## STATED TASK
Set out every line of the listing below as a numbered list, leaving out any blank lines.

________________________________________

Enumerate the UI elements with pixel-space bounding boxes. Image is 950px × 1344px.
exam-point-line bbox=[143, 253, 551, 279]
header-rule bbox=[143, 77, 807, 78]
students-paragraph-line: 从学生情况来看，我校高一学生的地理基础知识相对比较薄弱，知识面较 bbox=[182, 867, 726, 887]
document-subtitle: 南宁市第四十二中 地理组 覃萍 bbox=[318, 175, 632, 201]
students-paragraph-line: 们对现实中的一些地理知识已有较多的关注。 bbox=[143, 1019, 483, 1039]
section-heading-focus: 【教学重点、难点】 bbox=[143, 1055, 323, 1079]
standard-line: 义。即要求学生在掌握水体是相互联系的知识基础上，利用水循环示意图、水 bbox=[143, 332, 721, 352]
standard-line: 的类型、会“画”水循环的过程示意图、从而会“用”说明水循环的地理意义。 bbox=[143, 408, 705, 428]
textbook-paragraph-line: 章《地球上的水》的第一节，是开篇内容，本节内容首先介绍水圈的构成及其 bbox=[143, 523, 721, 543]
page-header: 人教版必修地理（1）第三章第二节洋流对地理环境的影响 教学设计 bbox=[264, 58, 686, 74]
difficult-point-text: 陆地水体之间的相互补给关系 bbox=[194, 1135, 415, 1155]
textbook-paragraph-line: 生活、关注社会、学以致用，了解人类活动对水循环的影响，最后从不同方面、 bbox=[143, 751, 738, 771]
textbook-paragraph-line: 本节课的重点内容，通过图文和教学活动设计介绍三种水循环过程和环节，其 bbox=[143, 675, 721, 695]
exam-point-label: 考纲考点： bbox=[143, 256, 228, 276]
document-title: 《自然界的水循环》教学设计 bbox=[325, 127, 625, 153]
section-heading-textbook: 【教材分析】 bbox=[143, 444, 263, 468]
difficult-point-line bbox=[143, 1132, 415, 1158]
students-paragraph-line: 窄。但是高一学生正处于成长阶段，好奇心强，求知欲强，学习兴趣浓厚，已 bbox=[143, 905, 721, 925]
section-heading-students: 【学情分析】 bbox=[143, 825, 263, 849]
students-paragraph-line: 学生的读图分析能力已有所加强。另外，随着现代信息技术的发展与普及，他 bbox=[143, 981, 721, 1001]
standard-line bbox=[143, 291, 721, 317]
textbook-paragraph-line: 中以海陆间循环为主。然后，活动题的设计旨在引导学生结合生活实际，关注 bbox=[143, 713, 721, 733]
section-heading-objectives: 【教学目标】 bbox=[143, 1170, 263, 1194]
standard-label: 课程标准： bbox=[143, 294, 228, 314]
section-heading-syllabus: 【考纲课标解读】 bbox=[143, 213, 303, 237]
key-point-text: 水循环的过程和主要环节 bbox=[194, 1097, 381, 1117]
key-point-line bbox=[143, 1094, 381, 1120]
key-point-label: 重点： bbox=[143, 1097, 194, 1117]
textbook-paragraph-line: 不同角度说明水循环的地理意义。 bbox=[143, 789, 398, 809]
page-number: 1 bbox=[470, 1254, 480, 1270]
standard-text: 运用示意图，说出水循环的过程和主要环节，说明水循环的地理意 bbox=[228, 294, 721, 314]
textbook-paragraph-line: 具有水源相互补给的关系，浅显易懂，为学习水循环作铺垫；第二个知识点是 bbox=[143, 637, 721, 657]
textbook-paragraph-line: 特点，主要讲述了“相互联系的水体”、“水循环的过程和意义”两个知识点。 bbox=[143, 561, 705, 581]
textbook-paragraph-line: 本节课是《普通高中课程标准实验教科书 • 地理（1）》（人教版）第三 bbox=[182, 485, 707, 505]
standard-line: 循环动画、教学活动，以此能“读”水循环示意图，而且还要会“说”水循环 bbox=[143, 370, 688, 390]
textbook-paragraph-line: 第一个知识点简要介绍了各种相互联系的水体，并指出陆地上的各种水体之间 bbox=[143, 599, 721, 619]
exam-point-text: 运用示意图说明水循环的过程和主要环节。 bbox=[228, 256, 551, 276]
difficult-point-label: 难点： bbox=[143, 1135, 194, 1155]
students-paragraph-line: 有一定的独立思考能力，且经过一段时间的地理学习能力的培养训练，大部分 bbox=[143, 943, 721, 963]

________________________________________

## ANSWER TO THIS EXERCISE
1. Enumerate the UI elements with pixel-space bounding boxes. Image is 950px × 1344px.
2. exam-point-line bbox=[143, 253, 551, 279]
3. header-rule bbox=[143, 77, 807, 78]
4. students-paragraph-line: 从学生情况来看，我校高一学生的地理基础知识相对比较薄弱，知识面较 bbox=[182, 867, 726, 887]
5. document-subtitle: 南宁市第四十二中 地理组 覃萍 bbox=[318, 175, 632, 201]
6. students-paragraph-line: 们对现实中的一些地理知识已有较多的关注。 bbox=[143, 1019, 483, 1039]
7. section-heading-focus: 【教学重点、难点】 bbox=[143, 1055, 323, 1079]
8. standard-line: 义。即要求学生在掌握水体是相互联系的知识基础上，利用水循环示意图、水 bbox=[143, 332, 721, 352]
9. standard-line: 的类型、会“画”水循环的过程示意图、从而会“用”说明水循环的地理意义。 bbox=[143, 408, 705, 428]
10. textbook-paragraph-line: 章《地球上的水》的第一节，是开篇内容，本节内容首先介绍水圈的构成及其 bbox=[143, 523, 721, 543]
11. page-header: 人教版必修地理（1）第三章第二节洋流对地理环境的影响 教学设计 bbox=[264, 58, 686, 74]
12. difficult-point-text: 陆地水体之间的相互补给关系 bbox=[194, 1135, 415, 1155]
13. textbook-paragraph-line: 生活、关注社会、学以致用，了解人类活动对水循环的影响，最后从不同方面、 bbox=[143, 751, 738, 771]
14. textbook-paragraph-line: 本节课的重点内容，通过图文和教学活动设计介绍三种水循环过程和环节，其 bbox=[143, 675, 721, 695]
15. exam-point-label: 考纲考点： bbox=[143, 256, 228, 276]
16. document-title: 《自然界的水循环》教学设计 bbox=[325, 127, 625, 153]
17. section-heading-textbook: 【教材分析】 bbox=[143, 444, 263, 468]
18. difficult-point-line bbox=[143, 1132, 415, 1158]
19. students-paragraph-line: 窄。但是高一学生正处于成长阶段，好奇心强，求知欲强，学习兴趣浓厚，已 bbox=[143, 905, 721, 925]
20. section-heading-students: 【学情分析】 bbox=[143, 825, 263, 849]
21. students-paragraph-line: 学生的读图分析能力已有所加强。另外，随着现代信息技术的发展与普及，他 bbox=[143, 981, 721, 1001]
22. standard-line bbox=[143, 291, 721, 317]
23. textbook-paragraph-line: 中以海陆间循环为主。然后，活动题的设计旨在引导学生结合生活实际，关注 bbox=[143, 713, 721, 733]
24. section-heading-objectives: 【教学目标】 bbox=[143, 1170, 263, 1194]
25. standard-label: 课程标准： bbox=[143, 294, 228, 314]
26. section-heading-syllabus: 【考纲课标解读】 bbox=[143, 213, 303, 237]
27. key-point-text: 水循环的过程和主要环节 bbox=[194, 1097, 381, 1117]
28. key-point-line bbox=[143, 1094, 381, 1120]
29. key-point-label: 重点： bbox=[143, 1097, 194, 1117]
30. textbook-paragraph-line: 不同角度说明水循环的地理意义。 bbox=[143, 789, 398, 809]
31. page-number: 1 bbox=[470, 1254, 480, 1270]
32. standard-text: 运用示意图，说出水循环的过程和主要环节，说明水循环的地理意 bbox=[228, 294, 721, 314]
33. textbook-paragraph-line: 具有水源相互补给的关系，浅显易懂，为学习水循环作铺垫；第二个知识点是 bbox=[143, 637, 721, 657]
34. textbook-paragraph-line: 特点，主要讲述了“相互联系的水体”、“水循环的过程和意义”两个知识点。 bbox=[143, 561, 705, 581]
35. textbook-paragraph-line: 本节课是《普通高中课程标准实验教科书 • 地理（1）》（人教版）第三 bbox=[182, 485, 707, 505]
36. standard-line: 循环动画、教学活动，以此能“读”水循环示意图，而且还要会“说”水循环 bbox=[143, 370, 688, 390]
37. textbook-paragraph-line: 第一个知识点简要介绍了各种相互联系的水体，并指出陆地上的各种水体之间 bbox=[143, 599, 721, 619]
38. exam-point-text: 运用示意图说明水循环的过程和主要环节。 bbox=[228, 256, 551, 276]
39. difficult-point-label: 难点： bbox=[143, 1135, 194, 1155]
40. students-paragraph-line: 有一定的独立思考能力，且经过一段时间的地理学习能力的培养训练，大部分 bbox=[143, 943, 721, 963]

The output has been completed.